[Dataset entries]
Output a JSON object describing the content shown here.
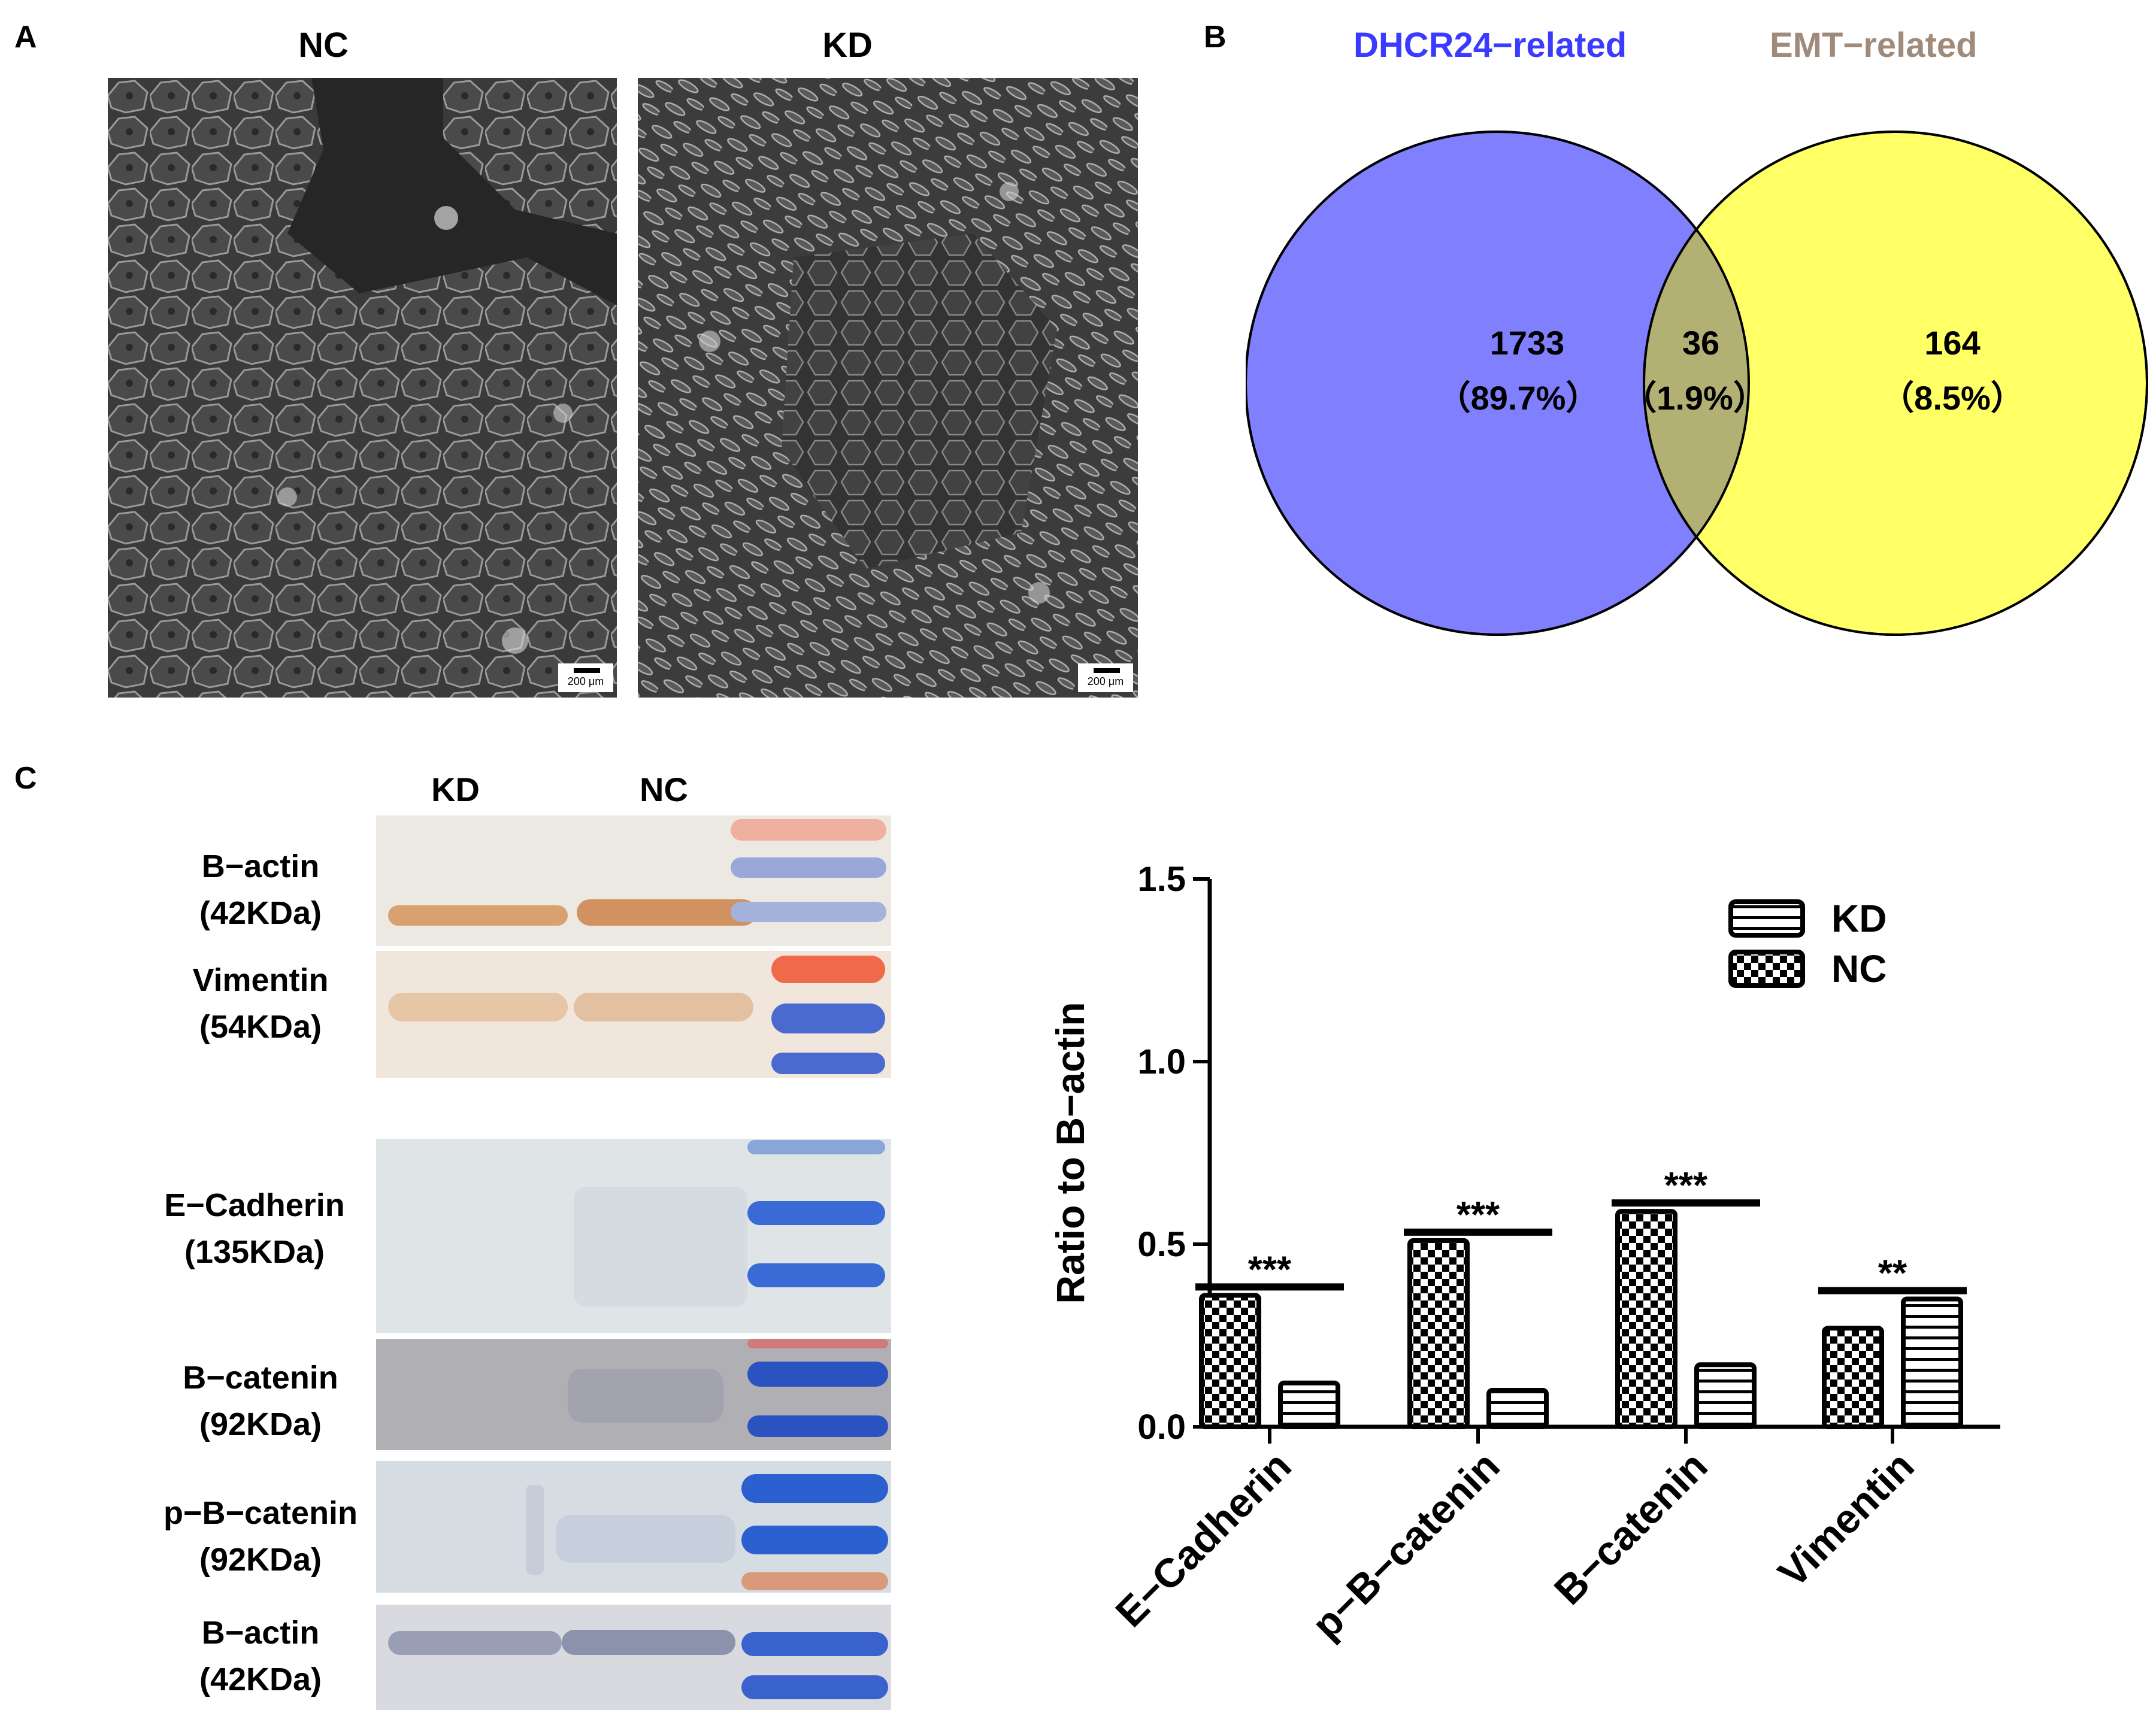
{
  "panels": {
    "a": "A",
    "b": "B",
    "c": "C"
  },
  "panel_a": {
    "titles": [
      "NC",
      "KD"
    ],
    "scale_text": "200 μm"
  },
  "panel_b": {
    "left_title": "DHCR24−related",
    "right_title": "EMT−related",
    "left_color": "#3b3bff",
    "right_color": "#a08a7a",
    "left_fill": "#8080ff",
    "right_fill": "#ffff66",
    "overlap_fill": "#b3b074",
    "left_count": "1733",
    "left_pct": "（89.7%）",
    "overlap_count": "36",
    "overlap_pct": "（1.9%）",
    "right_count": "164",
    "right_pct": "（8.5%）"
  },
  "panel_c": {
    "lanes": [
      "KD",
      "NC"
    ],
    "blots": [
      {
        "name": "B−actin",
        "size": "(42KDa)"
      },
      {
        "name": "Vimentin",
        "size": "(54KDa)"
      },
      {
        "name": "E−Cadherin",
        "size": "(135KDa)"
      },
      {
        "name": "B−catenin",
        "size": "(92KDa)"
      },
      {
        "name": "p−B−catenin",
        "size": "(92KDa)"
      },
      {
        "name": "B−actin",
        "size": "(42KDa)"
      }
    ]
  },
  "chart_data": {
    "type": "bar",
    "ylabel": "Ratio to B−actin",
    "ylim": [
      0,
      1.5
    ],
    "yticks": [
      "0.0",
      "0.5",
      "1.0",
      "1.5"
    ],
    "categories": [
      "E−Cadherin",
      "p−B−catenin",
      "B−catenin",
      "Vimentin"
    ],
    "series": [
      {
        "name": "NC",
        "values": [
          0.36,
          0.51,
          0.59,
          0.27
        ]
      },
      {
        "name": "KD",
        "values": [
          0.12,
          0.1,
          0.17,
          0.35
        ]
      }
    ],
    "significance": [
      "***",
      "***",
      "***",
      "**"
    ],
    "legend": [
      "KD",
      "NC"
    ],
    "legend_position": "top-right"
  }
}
--
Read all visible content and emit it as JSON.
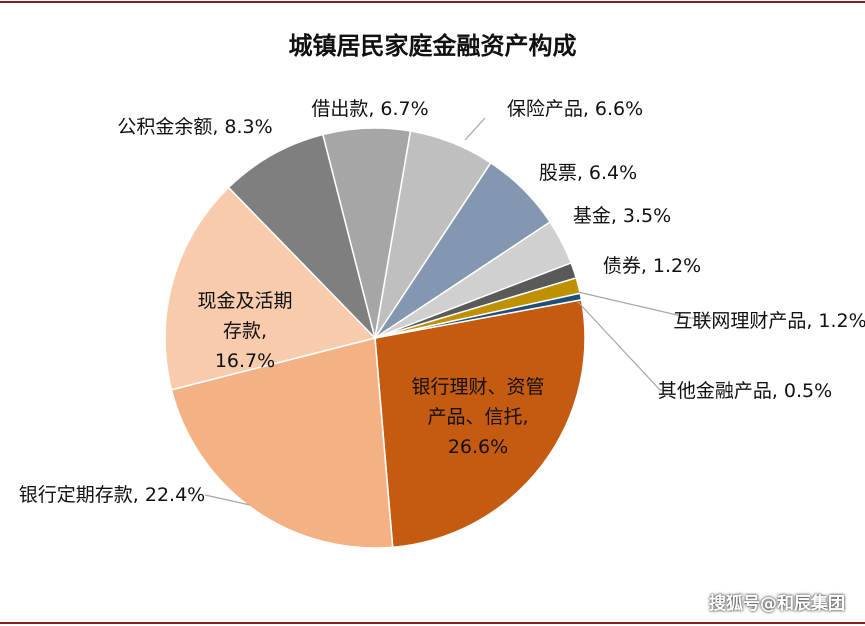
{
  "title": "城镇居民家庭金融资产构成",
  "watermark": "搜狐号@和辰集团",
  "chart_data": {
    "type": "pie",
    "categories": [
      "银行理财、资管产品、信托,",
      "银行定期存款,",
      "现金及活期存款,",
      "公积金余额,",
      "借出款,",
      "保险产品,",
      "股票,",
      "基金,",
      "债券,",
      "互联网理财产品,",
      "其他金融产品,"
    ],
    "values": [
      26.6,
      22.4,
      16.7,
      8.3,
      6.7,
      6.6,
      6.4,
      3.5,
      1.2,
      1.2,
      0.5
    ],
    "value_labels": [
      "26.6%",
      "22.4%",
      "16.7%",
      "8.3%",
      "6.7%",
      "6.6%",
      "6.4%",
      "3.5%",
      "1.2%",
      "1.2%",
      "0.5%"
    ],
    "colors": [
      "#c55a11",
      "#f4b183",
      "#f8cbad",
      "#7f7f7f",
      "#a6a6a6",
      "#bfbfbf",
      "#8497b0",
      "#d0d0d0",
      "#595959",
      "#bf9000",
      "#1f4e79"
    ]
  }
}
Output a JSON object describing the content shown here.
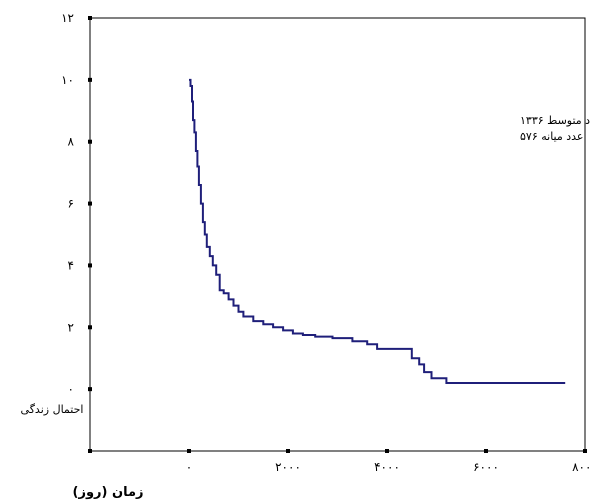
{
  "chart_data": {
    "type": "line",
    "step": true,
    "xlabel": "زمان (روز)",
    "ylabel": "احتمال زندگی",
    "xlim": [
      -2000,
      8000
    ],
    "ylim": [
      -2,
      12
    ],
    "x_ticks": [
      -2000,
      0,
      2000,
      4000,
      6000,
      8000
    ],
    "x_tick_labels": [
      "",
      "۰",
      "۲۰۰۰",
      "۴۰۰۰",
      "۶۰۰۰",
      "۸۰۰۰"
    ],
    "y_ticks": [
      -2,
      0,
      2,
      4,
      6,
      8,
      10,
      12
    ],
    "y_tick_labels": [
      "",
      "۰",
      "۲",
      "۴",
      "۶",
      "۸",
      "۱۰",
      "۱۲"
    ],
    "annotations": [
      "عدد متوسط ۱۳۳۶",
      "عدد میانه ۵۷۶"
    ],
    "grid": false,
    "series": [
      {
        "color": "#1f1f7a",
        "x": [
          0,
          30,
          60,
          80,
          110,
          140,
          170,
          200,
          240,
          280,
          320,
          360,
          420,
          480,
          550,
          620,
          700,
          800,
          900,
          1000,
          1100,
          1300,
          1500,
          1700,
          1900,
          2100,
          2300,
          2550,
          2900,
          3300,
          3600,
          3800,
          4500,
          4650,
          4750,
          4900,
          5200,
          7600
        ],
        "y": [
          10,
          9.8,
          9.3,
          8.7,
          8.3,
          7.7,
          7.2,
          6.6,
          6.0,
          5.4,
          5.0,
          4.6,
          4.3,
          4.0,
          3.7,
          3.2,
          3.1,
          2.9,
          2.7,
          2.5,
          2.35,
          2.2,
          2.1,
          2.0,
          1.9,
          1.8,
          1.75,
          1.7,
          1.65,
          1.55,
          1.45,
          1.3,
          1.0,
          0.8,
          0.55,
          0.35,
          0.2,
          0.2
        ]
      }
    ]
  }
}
---
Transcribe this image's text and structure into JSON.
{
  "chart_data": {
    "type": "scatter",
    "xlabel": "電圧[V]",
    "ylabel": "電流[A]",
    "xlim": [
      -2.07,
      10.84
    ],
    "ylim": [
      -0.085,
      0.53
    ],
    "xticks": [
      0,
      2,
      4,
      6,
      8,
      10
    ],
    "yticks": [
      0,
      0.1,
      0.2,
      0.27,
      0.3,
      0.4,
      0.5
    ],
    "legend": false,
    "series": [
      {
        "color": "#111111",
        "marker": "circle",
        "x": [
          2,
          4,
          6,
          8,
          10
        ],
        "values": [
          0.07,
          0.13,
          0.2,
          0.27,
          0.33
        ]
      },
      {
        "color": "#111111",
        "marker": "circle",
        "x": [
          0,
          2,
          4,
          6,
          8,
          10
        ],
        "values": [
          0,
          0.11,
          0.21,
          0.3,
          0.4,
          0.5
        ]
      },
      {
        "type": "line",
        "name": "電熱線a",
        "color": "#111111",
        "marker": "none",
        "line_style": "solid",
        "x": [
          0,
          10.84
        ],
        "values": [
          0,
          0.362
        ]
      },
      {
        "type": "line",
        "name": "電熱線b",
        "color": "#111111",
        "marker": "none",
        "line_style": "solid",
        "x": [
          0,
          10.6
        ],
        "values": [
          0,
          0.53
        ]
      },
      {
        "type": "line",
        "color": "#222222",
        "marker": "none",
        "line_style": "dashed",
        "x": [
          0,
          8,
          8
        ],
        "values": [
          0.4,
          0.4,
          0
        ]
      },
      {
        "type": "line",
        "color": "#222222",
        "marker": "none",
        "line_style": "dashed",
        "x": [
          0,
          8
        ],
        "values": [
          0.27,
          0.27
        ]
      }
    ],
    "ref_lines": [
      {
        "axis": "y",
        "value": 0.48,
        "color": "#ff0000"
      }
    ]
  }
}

# [Stated exercise]
Each line above that includes "related" should be shown.

# [Result]
    "left_title": "DHCR24−related",
    "right_title": "EMT−related",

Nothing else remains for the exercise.